__TEXT__:
Start of Block

While the .cmdline section in a UKI cannot be changed per se, it is relative simple to generate a new image with the updated .cmdline. If the user is signing their own binaries for Secure Boot, this should allow them to edit the .cmdline in a roundabout way.
Hope these helps!
Best,
mys_721tx
[1] https://uapi-group.org/specifications/specs/unified_kernel_image/
[2] https://wiki.archlinux.org/title/Unified_kernel_image
> On Feb 6, 2023, at 08:33, Philipp Rudo <prudo at redhat.com> wrote:
>
> Hi,
>
> On Mon, 6 Feb 2023 17:19:33 +0800
> Baoquan He <bhe at redhat.com> wrote:
>
>> On 02/03/23 at 10:46pm, Yishen Miao wrote:
>>> Hello all,
>>>
>>> I am experimenting kexec on my box. It uses systemd-boot as the bootloader and boots from a unified kernel image (objcopy'ed cmdline, kernel, initrdramfs, and microcode updates). As of kexec-tools 2.0.25 and systemd 252.5, when I rum systemctl kexec, it returns the following:
>>>
>>>
>>> # sudo systemctl kexec
>>> Running /usr/bin/kexec --load "/efi/EFI/Linux/ArchLinux-linux.efi" --append "root=UUID=XXXXXXXX-XXXX-XXXX-XXXX-XXXXXXXXXXXX"(null)
>>> Cannot determine the file type of /efi/EFI/Linux/ArchLinux-linux.efi
>>>
>>> It seems that systemctl successfully identified the UKI from systemd-boot, however, kexec could not recognize it.
>>>
>>> Are there any plans to add UKI support to kexec? Your response is greatly appreciated!
>>
>> My colleageus mentioned UKI recently. We have plan to support it, while
>> haven't started to work on that.
>
> I've looked into UKI recently. In order to provide some base support
> one should only need to teach kexec_file_load the new file format [1].
> However that still leaves two fundamental issues which limit the
> usefulness of that support.
>
> 1) The way I understand it the initrd contained in the UKI is only a
> stub that is supposed to read further "modules" from disk which
> together form the initrd needed for the given hardware/system
> configuration. The problem is that the kexec_file_load syscall only
> accepts one fd for the kernel and one fd for the initrd. So to support
> multiple modules we would either need to introduce a new syscall or
> define a uABI that allows to pass multiple initrds via this one fd.

End of Block

__PROBLEMS AND TASKS__:
(a) In the kexec email thread, which versions of kexec-tools and systemd was Yishen Miao using?
(b) Carry the kexec email thread forward from its last sentence.
The items have nothing to do with the kexec email thread.

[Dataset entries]
Start of Block

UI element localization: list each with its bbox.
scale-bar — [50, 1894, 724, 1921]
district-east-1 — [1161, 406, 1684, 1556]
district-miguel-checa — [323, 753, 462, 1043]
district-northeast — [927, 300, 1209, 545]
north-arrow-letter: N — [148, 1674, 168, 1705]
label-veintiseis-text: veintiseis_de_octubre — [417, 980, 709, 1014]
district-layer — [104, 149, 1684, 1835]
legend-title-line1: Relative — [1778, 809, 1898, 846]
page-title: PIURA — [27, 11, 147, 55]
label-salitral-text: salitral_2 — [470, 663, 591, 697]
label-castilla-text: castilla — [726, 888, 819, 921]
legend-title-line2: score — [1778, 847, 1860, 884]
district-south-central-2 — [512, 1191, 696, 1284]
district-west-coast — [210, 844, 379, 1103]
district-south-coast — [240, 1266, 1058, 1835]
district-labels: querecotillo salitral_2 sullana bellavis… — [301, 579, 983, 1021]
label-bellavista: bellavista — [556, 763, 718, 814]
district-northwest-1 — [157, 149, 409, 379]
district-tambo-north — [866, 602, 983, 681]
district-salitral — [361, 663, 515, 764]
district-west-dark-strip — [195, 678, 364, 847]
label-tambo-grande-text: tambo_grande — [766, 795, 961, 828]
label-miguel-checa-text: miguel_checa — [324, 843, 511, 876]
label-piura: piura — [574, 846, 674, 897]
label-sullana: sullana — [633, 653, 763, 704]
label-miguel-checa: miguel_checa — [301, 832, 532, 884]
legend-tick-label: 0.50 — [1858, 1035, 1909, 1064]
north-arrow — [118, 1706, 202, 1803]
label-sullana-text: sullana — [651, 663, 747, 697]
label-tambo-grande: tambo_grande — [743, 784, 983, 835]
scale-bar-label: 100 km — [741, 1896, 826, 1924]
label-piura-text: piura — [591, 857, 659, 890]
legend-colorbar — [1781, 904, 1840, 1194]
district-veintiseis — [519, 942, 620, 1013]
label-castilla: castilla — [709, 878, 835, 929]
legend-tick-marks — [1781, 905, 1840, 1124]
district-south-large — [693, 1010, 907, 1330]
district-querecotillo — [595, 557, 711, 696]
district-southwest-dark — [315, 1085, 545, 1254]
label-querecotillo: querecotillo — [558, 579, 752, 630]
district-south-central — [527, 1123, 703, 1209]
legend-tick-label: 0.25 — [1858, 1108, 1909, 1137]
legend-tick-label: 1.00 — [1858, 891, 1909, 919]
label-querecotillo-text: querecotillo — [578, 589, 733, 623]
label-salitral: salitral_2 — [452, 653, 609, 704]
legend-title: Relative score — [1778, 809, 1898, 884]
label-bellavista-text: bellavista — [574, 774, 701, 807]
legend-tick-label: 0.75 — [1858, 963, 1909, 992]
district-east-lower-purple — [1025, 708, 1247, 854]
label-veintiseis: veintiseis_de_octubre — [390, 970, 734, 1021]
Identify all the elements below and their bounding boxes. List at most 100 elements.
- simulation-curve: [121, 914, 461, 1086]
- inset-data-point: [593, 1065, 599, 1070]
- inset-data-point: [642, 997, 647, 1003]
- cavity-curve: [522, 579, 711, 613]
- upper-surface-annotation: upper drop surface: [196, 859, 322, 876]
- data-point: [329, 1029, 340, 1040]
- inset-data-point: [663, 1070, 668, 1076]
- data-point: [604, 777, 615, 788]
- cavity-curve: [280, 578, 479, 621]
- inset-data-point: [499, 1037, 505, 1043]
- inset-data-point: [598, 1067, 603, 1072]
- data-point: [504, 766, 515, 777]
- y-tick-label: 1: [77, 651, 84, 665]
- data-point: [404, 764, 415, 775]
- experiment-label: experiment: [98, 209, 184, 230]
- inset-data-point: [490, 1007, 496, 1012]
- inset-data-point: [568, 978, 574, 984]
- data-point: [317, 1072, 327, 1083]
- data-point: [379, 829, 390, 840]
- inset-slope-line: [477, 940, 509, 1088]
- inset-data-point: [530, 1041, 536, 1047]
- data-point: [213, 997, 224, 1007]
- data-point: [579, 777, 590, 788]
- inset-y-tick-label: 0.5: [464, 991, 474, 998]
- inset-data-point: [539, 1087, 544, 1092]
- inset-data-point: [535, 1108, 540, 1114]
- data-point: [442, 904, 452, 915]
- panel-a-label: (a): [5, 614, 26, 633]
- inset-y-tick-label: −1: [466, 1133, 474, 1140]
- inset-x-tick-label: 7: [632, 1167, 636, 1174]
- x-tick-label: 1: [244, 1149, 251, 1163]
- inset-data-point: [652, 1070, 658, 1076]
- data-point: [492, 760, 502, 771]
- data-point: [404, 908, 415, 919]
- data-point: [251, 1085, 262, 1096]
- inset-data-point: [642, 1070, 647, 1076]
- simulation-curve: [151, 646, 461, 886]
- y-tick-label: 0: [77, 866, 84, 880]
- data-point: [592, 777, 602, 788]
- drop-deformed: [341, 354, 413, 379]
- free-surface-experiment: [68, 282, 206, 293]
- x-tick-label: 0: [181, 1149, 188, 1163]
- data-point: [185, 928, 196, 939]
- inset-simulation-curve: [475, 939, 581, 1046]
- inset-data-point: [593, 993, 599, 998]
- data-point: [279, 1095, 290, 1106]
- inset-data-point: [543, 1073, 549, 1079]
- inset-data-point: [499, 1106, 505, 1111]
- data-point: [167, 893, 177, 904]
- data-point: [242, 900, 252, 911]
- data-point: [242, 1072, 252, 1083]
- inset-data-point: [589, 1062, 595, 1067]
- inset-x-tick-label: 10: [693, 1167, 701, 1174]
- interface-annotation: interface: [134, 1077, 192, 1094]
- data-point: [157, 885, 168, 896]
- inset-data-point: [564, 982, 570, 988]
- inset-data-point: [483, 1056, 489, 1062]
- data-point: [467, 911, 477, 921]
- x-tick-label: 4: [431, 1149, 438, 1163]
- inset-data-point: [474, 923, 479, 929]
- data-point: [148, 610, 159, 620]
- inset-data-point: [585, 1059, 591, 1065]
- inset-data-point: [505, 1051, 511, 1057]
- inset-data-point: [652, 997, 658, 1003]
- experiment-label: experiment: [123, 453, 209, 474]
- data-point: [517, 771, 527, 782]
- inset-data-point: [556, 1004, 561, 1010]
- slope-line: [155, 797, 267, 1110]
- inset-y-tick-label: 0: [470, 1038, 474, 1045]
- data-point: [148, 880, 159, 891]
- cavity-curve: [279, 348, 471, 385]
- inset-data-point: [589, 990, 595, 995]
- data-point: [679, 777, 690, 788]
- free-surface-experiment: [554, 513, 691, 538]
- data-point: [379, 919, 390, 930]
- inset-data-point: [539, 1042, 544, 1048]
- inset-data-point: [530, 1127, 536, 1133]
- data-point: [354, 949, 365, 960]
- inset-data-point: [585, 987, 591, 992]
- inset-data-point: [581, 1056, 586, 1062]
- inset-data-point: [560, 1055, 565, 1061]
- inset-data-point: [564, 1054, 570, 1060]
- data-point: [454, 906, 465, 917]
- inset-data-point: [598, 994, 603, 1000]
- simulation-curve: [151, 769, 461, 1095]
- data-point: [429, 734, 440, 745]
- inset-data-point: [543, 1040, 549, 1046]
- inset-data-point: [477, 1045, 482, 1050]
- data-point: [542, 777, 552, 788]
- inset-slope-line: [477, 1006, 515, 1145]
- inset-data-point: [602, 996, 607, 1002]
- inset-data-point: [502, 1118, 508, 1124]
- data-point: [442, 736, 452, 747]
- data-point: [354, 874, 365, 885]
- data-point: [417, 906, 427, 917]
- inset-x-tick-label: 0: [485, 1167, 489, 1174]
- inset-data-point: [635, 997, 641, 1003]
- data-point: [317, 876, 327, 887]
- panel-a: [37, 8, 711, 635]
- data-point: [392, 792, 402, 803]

End of Block

__ANSWERS BELOW__:
(a) kexec-tools 2.0.25 and systemd 252.5.

(b)
> Either way it's a new user interface and should be designed with care.
>
> 2) As the kernel command line is part of the UKI and is protected by
> the signature it cannot be changed by users. So to support kdump with a
> UKI a distro would need to find one crashkernel= parameter that works
> for all users which is impossible. Thus before kdump can be supported
> with UKI there needs to be a mechanism in place that allows users to
> edit the command line. Others have the same problem. There is an open
> issue on github [2] to add this support.
>
> So all in all I believe there will be kexec support for UKI but I don't
> see it to come anytime soon.
>
> Thanks
> Philipp
>
> [1] ...and kexec-tools if you like to support kexec_load. But as the
> main use case for UKI is together with Secure Boot I don't think that's
> necessary.
>
> [2] https://github.com/systemd/systemd/issues/24539
>
>> I have a testing machine at hand right now, just finished teseting
>> upstream patches. If you have the detailed steps about how to make UKI,
>> privately or publicly, I can try it now, and see what we can do.